Data extracted from a collection
— begin —

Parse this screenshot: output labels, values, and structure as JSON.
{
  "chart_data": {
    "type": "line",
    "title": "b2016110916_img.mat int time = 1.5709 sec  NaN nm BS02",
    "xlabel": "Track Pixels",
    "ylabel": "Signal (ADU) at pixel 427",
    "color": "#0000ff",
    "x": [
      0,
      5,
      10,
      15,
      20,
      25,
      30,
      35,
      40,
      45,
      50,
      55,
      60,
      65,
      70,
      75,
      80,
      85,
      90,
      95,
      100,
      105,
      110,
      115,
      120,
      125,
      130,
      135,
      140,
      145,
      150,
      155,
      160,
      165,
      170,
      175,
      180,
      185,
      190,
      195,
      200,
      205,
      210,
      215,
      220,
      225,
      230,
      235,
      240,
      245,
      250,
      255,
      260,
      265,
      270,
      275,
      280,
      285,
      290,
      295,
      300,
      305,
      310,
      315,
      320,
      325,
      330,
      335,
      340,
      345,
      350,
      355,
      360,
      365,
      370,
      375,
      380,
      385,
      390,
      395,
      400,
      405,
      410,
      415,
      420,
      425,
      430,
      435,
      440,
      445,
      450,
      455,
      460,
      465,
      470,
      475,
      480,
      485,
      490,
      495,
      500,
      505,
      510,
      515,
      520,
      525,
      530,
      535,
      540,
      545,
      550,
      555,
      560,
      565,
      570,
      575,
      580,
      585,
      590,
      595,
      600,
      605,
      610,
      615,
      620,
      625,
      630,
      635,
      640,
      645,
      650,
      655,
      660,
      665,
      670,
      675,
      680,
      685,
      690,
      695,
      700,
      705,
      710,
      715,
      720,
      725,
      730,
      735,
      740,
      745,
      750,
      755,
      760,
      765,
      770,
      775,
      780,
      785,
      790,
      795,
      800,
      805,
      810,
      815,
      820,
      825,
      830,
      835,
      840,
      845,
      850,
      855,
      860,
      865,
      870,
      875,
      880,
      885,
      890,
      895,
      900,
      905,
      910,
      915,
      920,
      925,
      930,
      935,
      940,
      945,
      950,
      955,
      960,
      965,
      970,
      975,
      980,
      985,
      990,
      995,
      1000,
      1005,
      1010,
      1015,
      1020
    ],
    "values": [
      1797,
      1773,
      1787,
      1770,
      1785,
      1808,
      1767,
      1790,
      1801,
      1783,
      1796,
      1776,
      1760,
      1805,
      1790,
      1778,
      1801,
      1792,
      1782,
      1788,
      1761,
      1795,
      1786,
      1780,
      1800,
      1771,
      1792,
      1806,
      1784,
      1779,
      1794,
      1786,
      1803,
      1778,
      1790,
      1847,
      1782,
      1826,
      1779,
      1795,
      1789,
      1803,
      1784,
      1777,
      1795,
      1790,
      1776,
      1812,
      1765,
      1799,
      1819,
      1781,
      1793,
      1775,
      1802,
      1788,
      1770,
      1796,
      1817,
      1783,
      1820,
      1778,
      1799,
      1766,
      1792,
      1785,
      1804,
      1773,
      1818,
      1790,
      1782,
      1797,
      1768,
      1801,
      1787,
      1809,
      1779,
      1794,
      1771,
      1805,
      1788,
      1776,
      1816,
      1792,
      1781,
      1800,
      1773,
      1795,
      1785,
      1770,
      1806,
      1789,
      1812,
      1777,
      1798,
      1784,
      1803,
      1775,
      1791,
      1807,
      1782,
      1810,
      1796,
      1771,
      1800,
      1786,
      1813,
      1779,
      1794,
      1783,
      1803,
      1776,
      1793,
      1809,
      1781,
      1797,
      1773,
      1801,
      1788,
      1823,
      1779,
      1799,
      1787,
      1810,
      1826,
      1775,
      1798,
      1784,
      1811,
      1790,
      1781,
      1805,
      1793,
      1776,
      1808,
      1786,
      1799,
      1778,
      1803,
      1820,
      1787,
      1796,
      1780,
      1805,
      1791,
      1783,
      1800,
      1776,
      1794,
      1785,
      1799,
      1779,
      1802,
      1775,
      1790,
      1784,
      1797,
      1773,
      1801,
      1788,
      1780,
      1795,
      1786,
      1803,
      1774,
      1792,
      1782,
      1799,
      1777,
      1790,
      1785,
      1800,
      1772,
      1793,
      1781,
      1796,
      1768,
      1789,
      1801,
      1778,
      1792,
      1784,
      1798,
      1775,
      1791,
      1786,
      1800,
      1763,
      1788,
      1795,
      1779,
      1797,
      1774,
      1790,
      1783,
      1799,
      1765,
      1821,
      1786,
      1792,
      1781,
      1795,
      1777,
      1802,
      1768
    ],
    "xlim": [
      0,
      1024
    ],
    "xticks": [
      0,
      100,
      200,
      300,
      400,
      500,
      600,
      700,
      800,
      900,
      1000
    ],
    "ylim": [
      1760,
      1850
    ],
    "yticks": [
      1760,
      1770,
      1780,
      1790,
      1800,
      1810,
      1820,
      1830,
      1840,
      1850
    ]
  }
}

— end —

Direction: Repeat each record in full; every line must match exactly.

Response for this exercise:
Parse this screenshot: output labels, values, and structure as JSON.
{
  "chart_data": {
    "type": "line",
    "title": "b2016110916_img.mat int time = 1.5709 sec  NaN nm BS02",
    "xlabel": "Track Pixels",
    "ylabel": "Signal (ADU) at pixel 427",
    "color": "#0000ff",
    "x": [
      0,
      5,
      10,
      15,
      20,
      25,
      30,
      35,
      40,
      45,
      50,
      55,
      60,
      65,
      70,
      75,
      80,
      85,
      90,
      95,
      100,
      105,
      110,
      115,
      120,
      125,
      130,
      135,
      140,
      145,
      150,
      155,
      160,
      165,
      170,
      175,
      180,
      185,
      190,
      195,
      200,
      205,
      210,
      215,
      220,
      225,
      230,
      235,
      240,
      245,
      250,
      255,
      260,
      265,
      270,
      275,
      280,
      285,
      290,
      295,
      300,
      305,
      310,
      315,
      320,
      325,
      330,
      335,
      340,
      345,
      350,
      355,
      360,
      365,
      370,
      375,
      380,
      385,
      390,
      395,
      400,
      405,
      410,
      415,
      420,
      425,
      430,
      435,
      440,
      445,
      450,
      455,
      460,
      465,
      470,
      475,
      480,
      485,
      490,
      495,
      500,
      505,
      510,
      515,
      520,
      525,
      530,
      535,
      540,
      545,
      550,
      555,
      560,
      565,
      570,
      575,
      580,
      585,
      590,
      595,
      600,
      605,
      610,
      615,
      620,
      625,
      630,
      635,
      640,
      645,
      650,
      655,
      660,
      665,
      670,
      675,
      680,
      685,
      690,
      695,
      700,
      705,
      710,
      715,
      720,
      725,
      730,
      735,
      740,
      745,
      750,
      755,
      760,
      765,
      770,
      775,
      780,
      785,
      790,
      795,
      800,
      805,
      810,
      815,
      820,
      825,
      830,
      835,
      840,
      845,
      850,
      855,
      860,
      865,
      870,
      875,
      880,
      885,
      890,
      895,
      900,
      905,
      910,
      915,
      920,
      925,
      930,
      935,
      940,
      945,
      950,
      955,
      960,
      965,
      970,
      975,
      980,
      985,
      990,
      995,
      1000,
      1005,
      1010,
      1015,
      1020
    ],
    "values": [
      1797,
      1773,
      1787,
      1770,
      1785,
      1808,
      1767,
      1790,
      1801,
      1783,
      1796,
      1776,
      1760,
      1805,
      1790,
      1778,
      1801,
      1792,
      1782,
      1788,
      1761,
      1795,
      1786,
      1780,
      1800,
      1771,
      1792,
      1806,
      1784,
      1779,
      1794,
      1786,
      1803,
      1778,
      1790,
      1847,
      1782,
      1826,
      1779,
      1795,
      1789,
      1803,
      1784,
      1777,
      1795,
      1790,
      1776,
      1812,
      1765,
      1799,
      1819,
      1781,
      1793,
      1775,
      1802,
      1788,
      1770,
      1796,
      1817,
      1783,
      1820,
      1778,
      1799,
      1766,
      1792,
      1785,
      1804,
      1773,
      1818,
      1790,
      1782,
      1797,
      1768,
      1801,
      1787,
      1809,
      1779,
      1794,
      1771,
      1805,
      1788,
      1776,
      1816,
      1792,
      1781,
      1800,
      1773,
      1795,
      1785,
      1770,
      1806,
      1789,
      1812,
      1777,
      1798,
      1784,
      1803,
      1775,
      1791,
      1807,
      1782,
      1810,
      1796,
      1771,
      1800,
      1786,
      1813,
      1779,
      1794,
      1783,
      1803,
      1776,
      1793,
      1809,
      1781,
      1797,
      1773,
      1801,
      1788,
      1823,
      1779,
      1799,
      1787,
      1810,
      1826,
      1775,
      1798,
      1784,
      1811,
      1790,
      1781,
      1805,
      1793,
      1776,
      1808,
      1786,
      1799,
      1778,
      1803,
      1820,
      1787,
      1796,
      1780,
      1805,
      1791,
      1783,
      1800,
      1776,
      1794,
      1785,
      1799,
      1779,
      1802,
      1775,
      1790,
      1784,
      1797,
      1773,
      1801,
      1788,
      1780,
      1795,
      1786,
      1803,
      1774,
      1792,
      1782,
      1799,
      1777,
      1790,
      1785,
      1800,
      1772,
      1793,
      1781,
      1796,
      1768,
      1789,
      1801,
      1778,
      1792,
      1784,
      1798,
      1775,
      1791,
      1786,
      1800,
      1763,
      1788,
      1795,
      1779,
      1797,
      1774,
      1790,
      1783,
      1799,
      1765,
      1821,
      1786,
      1792,
      1781,
      1795,
      1777,
      1802,
      1768
    ],
    "xlim": [
      0,
      1024
    ],
    "xticks": [
      0,
      100,
      200,
      300,
      400,
      500,
      600,
      700,
      800,
      900,
      1000
    ],
    "ylim": [
      1760,
      1850
    ],
    "yticks": [
      1760,
      1770,
      1780,
      1790,
      1800,
      1810,
      1820,
      1830,
      1840,
      1850
    ]
  }
}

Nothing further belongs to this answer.